> _AIM_:
Repeat all of the material below exactly as written, images excluded.

[BEGIN ITEMS]

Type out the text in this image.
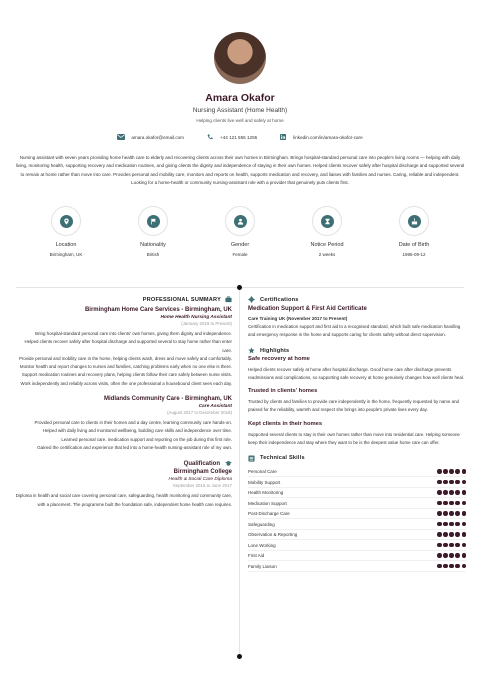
Amara Okafor
Nursing Assistant (Home Health)
Helping clients live well and safely at home
amara.okafor@email.com	+44 121 555 1255	linkedin.com/in/amara-okafor-care

Nursing assistant with seven years providing home health care to elderly and recovering clients across their own homes in Birmingham. Brings hospital-standard personal care into people's living rooms — helping with daily living, monitoring health, supporting recovery and medication routines, and giving clients the dignity and independence of staying in their own homes. Helped clients recover safely after hospital discharge and supported several to remain at home rather than move into care. Provides personal and mobility care, monitors and reports on health, supports medication and recovery, and liaises with families and nurses. Caring, reliable and independent. Looking for a home-health or community nursing-assistant role with a provider that genuinely puts clients first.

Location
Birmingham, UK
Nationality
British
Gender
Female
Notice Period
2 weeks
Date of Birth
1995-09-12
PROFESSIONAL SUMMARY
Birmingham Home Care Services - Birmingham, UK
Home Health Nursing Assistant
(January 2019 to Present)
Bring hospital-standard personal care into clients' own homes, giving them dignity and independence.
Helped clients recover safely after hospital discharge and supported several to stay home rather than enter care.
Provide personal and mobility care in the home, helping clients wash, dress and move safely and comfortably.
Monitor health and report changes to nurses and families, catching problems early when no one else is there.
Support medication routines and recovery plans, helping clients follow their care safely between nurse visits.
Work independently and reliably across visits, often the one professional a housebound client sees each day.
Midlands Community Care - Birmingham, UK
Care Assistant
(August 2017 to December 2018)
Provided personal care to clients in their homes and a day centre, learning community care hands-on.
Helped with daily living and monitored wellbeing, building care skills and independence over time.
Learned personal care, medication support and reporting on the job during this first role.
Gained the certification and experience that led into a home-health nursing-assistant role of my own.
Qualification
Birmingham College
Health & Social Care Diploma
September 2016 to June 2017
Diploma in health and social care covering personal care, safeguarding, health monitoring and community care, with a placement. The programme built the foundation safe, independent home health care requires.
Certifications
Medication Support & First Aid Certificate
Care Training UK (November 2017 to Present)
Certification in medication support and first aid to a recognised standard, which built safe medication handling and emergency response in the home and supports caring for clients safely without direct supervision.
Highlights
Safe recovery at home
Helped clients recover safely at home after hospital discharge. Good home care after discharge prevents readmissions and complications, so supporting safe recovery at home genuinely changes how well clients heal.
Trusted in clients' homes
Trusted by clients and families to provide care independently in the home, frequently requested by name and praised for the reliability, warmth and respect she brings into people's private lives every day.
Kept clients in their homes
Supported several clients to stay in their own homes rather than move into residential care. Helping someone keep their independence and stay where they want to be is the deepest value home care can offer.
Technical Skills
Personal Care
Mobility Support
Health Monitoring
Medication Support
Post-Discharge Care
Safeguarding
Observation & Reporting
Lone Working
First Aid
Family Liaison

[END ITEMS]

> _WRITTEN SOLUTION_:
Type out the text in this image.
Amara Okafor
Nursing Assistant (Home Health)
Helping clients live well and safely at home
amara.okafor@email.com	+44 121 555 1255	linkedin.com/in/amara-okafor-care

Nursing assistant with seven years providing home health care to elderly and recovering clients across their own homes in Birmingham. Brings hospital-standard personal care into people's living rooms — helping with daily living, monitoring health, supporting recovery and medication routines, and giving clients the dignity and independence of staying in their own homes. Helped clients recover safely after hospital discharge and supported several to remain at home rather than move into care. Provides personal and mobility care, monitors and reports on health, supports medication and recovery, and liaises with families and nurses. Caring, reliable and independent. Looking for a home-health or community nursing-assistant role with a provider that genuinely puts clients first.

Location
Birmingham, UK
Nationality
British
Gender
Female
Notice Period
2 weeks
Date of Birth
1995-09-12
PROFESSIONAL SUMMARY
Birmingham Home Care Services - Birmingham, UK
Home Health Nursing Assistant
(January 2019 to Present)
Bring hospital-standard personal care into clients' own homes, giving them dignity and independence.
Helped clients recover safely after hospital discharge and supported several to stay home rather than enter care.
Provide personal and mobility care in the home, helping clients wash, dress and move safely and comfortably.
Monitor health and report changes to nurses and families, catching problems early when no one else is there.
Support medication routines and recovery plans, helping clients follow their care safely between nurse visits.
Work independently and reliably across visits, often the one professional a housebound client sees each day.
Midlands Community Care - Birmingham, UK
Care Assistant
(August 2017 to December 2018)
Provided personal care to clients in their homes and a day centre, learning community care hands-on.
Helped with daily living and monitored wellbeing, building care skills and independence over time.
Learned personal care, medication support and reporting on the job during this first role.
Gained the certification and experience that led into a home-health nursing-assistant role of my own.
Qualification
Birmingham College
Health & Social Care Diploma
September 2016 to June 2017
Diploma in health and social care covering personal care, safeguarding, health monitoring and community care, with a placement. The programme built the foundation safe, independent home health care requires.
Certifications
Medication Support & First Aid Certificate
Care Training UK (November 2017 to Present)
Certification in medication support and first aid to a recognised standard, which built safe medication handling and emergency response in the home and supports caring for clients safely without direct supervision.
Highlights
Safe recovery at home
Helped clients recover safely at home after hospital discharge. Good home care after discharge prevents readmissions and complications, so supporting safe recovery at home genuinely changes how well clients heal.
Trusted in clients' homes
Trusted by clients and families to provide care independently in the home, frequently requested by name and praised for the reliability, warmth and respect she brings into people's private lives every day.
Kept clients in their homes
Supported several clients to stay in their own homes rather than move into residential care. Helping someone keep their independence and stay where they want to be is the deepest value home care can offer.
Technical Skills
Personal Care
Mobility Support
Health Monitoring
Medication Support
Post-Discharge Care
Safeguarding
Observation & Reporting
Lone Working
First Aid
Family Liaison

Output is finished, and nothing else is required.